## STATED GOAL A
Retype the listing from its first line down through the line containing "The tracks 28 is at (276, 825).", keeping both of those lines.

+ + +

You are trusting the manufacturer's promises. Are they essentially meaningless
just because the general public doesn't have insight into manufacturing
details?

------
dmfdmf
I think FSF has an open-source axe to grind here and this happens to be an
issue they can use to bash MS. I do think MS should be praised for improving
security. However, don't forget Snowden's warning -- encryption does not help
you if you don't have secure endpoints. Moreover, encryption does not help you
if you have rogue agencies with secret courts, secret rulings, no due process
and no legal rights in a police or dragnet surveillance state.

I hope the big tech companies are serious about protecting their users, even
foreign users, since their business model depends on it.

------
logn
I don't think people should be so dismissive of the FSF's argument here. It's
central to the issues with security these days. P2P Affero GPL licensed
software is about the only way to be secure anymore. Even then, we have issues
with unknown code and hardware at the lowest levels of the stacks.

------
pippy
You've got to read between the lines with a corporate statement. There are two
major issues this one:

1) They're giving no indication that they _can 't_ decrypt their customers
data. This won't protect customers from the thousands of information requests
that they're not allowed to publicly acknowledge, and will only hamper vectors
such as MITM fibre splitting. This is concerning given the fact the US
intelligence agencies share their data with private companies, and that
Microsoft didn't even attempt resist previous requests. They have no incentive
to inform customers and fight expensive legal battles, so as soon as the whole
privacy thing blows over it will be back to old habits.

2) Allowing companies to review their source code is only useful for their
desktop products. Most data is going into the cloud now, plus it's possible to
use cross library exploits and obfuscated code. I don't actually think that
they'll do this now, hover they've done it in the past with their famous
NSAKEY in the 4.0 kernel.

Office 2008 with a firewall will keep your data safe. Office365 is a company
risk. I wouldn't put anything more confidential than a CV or short story on
it.

------
tigerweeds
Microsoft's effort to protect customer data from government snooping? sounds
legit. I'll just leave this here
[https://www.schneier.com/blog/archives/2007/12/dual_ec_drbg_...](https://www.schneier.com/blog/archives/2007/12/dual_ec_drbg_ad.html)

+ + +

## STATED GOAL B
List the usernames of all the commenters who sign posts in the forum thread.

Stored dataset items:
+ + +

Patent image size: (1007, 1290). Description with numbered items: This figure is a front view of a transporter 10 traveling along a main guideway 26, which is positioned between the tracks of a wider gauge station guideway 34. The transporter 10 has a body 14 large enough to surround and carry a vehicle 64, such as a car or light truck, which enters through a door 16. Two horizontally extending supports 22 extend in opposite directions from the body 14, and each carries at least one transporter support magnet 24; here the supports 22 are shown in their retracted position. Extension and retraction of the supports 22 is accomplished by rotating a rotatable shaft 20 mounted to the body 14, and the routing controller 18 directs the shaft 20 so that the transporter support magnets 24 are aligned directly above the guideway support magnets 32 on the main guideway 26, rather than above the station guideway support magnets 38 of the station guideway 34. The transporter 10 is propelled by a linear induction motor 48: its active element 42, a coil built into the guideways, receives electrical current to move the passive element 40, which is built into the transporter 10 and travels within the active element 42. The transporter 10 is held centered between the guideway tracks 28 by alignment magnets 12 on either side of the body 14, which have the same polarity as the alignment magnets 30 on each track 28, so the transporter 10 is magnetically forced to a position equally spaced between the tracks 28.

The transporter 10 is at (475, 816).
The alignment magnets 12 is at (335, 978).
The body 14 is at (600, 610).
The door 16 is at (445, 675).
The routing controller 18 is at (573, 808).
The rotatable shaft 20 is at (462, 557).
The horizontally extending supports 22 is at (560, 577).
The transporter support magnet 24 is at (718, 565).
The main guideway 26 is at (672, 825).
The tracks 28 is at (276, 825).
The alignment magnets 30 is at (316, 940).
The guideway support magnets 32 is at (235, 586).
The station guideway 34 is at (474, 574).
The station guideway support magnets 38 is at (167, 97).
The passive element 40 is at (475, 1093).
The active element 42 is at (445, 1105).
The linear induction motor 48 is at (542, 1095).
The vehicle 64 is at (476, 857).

+ + +

## EXERCISE RESULT A
Patent image size: (1007, 1290). Description with numbered items: This figure is a front view of a transporter 10 traveling along a main guideway 26, which is positioned between the tracks of a wider gauge station guideway 34. The transporter 10 has a body 14 large enough to surround and carry a vehicle 64, such as a car or light truck, which enters through a door 16. Two horizontally extending supports 22 extend in opposite directions from the body 14, and each carries at least one transporter support magnet 24; here the supports 22 are shown in their retracted position. Extension and retraction of the supports 22 is accomplished by rotating a rotatable shaft 20 mounted to the body 14, and the routing controller 18 directs the shaft 20 so that the transporter support magnets 24 are aligned directly above the guideway support magnets 32 on the main guideway 26, rather than above the station guideway support magnets 38 of the station guideway 34. The transporter 10 is propelled by a linear induction motor 48: its active element 42, a coil built into the guideways, receives electrical current to move the passive element 40, which is built into the transporter 10 and travels within the active element 42. The transporter 10 is held centered between the guideway tracks 28 by alignment magnets 12 on either side of the body 14, which have the same polarity as the alignment magnets 30 on each track 28, so the transporter 10 is magnetically forced to a position equally spaced between the tracks 28.

The transporter 10 is at (475, 816).
The alignment magnets 12 is at (335, 978).
The body 14 is at (600, 610).
The door 16 is at (445, 675).
The routing controller 18 is at (573, 808).
The rotatable shaft 20 is at (462, 557).
The horizontally extending supports 22 is at (560, 577).
The transporter support magnet 24 is at (718, 565).
The main guideway 26 is at (672, 825).
The tracks 28 is at (276, 825).

## EXERCISE RESULT B
dmfdmf, logn, pippy, tigerweeds